▶ DATA LINES:
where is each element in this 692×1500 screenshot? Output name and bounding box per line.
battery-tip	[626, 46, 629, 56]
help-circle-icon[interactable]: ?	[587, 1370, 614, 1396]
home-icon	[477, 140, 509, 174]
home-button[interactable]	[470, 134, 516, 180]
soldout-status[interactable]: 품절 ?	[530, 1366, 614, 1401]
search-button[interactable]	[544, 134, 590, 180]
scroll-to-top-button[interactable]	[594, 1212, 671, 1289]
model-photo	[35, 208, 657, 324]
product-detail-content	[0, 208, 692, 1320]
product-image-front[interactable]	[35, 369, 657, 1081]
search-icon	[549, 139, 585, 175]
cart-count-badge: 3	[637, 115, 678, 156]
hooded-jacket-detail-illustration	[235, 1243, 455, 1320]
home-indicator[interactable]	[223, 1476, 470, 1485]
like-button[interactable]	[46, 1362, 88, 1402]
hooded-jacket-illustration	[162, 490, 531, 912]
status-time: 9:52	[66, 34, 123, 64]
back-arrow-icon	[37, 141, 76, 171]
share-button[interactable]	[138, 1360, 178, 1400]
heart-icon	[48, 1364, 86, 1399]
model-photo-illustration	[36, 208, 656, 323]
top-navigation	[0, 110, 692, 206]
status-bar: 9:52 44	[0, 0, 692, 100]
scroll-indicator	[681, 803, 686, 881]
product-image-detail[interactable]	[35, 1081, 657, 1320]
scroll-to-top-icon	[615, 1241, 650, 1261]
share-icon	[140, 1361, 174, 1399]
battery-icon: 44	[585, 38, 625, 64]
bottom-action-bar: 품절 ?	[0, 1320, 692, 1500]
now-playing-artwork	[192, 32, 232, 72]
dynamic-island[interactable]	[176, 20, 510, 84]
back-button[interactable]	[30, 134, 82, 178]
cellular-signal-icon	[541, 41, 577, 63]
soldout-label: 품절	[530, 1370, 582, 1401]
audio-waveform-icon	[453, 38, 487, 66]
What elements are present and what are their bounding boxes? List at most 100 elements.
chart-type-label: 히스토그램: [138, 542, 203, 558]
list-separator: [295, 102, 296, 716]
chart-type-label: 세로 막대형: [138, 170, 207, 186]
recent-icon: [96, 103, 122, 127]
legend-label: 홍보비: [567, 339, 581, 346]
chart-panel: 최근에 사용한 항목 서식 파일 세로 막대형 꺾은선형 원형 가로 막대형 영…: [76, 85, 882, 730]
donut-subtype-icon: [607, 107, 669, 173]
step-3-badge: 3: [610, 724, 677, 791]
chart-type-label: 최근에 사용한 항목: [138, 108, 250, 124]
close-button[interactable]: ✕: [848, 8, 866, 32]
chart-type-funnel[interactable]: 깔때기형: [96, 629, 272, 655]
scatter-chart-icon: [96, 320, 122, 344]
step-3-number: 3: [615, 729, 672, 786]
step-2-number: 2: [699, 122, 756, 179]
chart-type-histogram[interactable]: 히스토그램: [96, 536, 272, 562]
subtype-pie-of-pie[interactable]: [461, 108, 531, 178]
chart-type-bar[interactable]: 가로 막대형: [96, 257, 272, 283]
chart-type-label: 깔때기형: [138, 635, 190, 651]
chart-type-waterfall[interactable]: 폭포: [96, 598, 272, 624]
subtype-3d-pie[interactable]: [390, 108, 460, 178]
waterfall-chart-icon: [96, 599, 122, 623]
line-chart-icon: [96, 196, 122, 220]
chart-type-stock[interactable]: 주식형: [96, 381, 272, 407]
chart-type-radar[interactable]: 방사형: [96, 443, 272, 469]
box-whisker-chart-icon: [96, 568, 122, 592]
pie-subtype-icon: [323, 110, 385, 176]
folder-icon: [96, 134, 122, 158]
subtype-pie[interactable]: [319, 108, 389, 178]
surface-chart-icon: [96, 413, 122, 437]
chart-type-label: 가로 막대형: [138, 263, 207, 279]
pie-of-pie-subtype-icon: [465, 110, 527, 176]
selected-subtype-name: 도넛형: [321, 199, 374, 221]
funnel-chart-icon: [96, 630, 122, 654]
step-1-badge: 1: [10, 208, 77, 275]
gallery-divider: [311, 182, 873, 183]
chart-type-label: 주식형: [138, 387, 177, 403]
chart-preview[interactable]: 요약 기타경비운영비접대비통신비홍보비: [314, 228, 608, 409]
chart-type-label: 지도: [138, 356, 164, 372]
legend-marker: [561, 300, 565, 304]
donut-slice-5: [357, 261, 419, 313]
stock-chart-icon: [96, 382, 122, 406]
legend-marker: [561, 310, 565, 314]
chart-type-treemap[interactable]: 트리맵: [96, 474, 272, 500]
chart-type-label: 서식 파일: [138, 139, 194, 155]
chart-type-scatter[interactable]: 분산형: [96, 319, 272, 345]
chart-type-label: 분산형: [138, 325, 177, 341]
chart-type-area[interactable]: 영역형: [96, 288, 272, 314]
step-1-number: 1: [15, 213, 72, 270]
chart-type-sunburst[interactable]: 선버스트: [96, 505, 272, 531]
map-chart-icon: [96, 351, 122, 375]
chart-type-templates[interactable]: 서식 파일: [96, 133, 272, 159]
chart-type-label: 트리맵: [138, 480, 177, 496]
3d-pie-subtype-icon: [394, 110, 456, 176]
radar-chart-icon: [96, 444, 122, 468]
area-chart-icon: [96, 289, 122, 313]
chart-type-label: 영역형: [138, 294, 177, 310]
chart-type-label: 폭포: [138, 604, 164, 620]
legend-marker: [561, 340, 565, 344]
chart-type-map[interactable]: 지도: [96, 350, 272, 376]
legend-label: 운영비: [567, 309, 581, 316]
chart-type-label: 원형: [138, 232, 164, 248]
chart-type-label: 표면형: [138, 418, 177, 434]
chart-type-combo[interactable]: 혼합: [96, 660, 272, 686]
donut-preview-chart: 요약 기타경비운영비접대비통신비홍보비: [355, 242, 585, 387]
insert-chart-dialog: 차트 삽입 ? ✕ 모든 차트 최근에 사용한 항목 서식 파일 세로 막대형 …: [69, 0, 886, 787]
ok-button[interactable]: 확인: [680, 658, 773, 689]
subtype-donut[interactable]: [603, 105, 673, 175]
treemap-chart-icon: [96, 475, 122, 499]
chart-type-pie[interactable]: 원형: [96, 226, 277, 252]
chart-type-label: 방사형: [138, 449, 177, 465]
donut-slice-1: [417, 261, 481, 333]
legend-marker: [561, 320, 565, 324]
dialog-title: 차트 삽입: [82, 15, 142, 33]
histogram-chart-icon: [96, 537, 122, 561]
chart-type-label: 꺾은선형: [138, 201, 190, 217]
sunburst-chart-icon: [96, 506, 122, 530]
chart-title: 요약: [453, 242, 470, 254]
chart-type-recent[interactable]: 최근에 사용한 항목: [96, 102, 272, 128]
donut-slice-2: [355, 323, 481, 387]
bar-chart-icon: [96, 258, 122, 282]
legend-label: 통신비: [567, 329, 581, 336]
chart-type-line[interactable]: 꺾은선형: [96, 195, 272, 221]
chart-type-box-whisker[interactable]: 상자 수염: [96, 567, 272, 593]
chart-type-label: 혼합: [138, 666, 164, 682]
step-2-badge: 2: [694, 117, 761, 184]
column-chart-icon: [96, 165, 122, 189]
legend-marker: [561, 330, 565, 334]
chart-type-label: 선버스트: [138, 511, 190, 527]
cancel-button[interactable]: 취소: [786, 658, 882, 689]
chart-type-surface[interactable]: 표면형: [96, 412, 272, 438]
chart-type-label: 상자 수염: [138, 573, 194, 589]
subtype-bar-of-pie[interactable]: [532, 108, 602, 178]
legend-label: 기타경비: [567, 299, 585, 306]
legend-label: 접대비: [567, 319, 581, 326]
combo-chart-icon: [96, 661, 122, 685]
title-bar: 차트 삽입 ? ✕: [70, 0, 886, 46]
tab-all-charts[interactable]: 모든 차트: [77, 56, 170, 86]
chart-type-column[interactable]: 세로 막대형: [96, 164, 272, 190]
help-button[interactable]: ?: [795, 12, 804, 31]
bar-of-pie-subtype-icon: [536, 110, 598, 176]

▶ THE TASK:
Copy each line of the items above that contains the word "jacket". Only matches with the same capitalization count.

▶ RESULT:
hooded-jacket-detail-illustration	[235, 1243, 455, 1320]
hooded-jacket-illustration	[162, 490, 531, 912]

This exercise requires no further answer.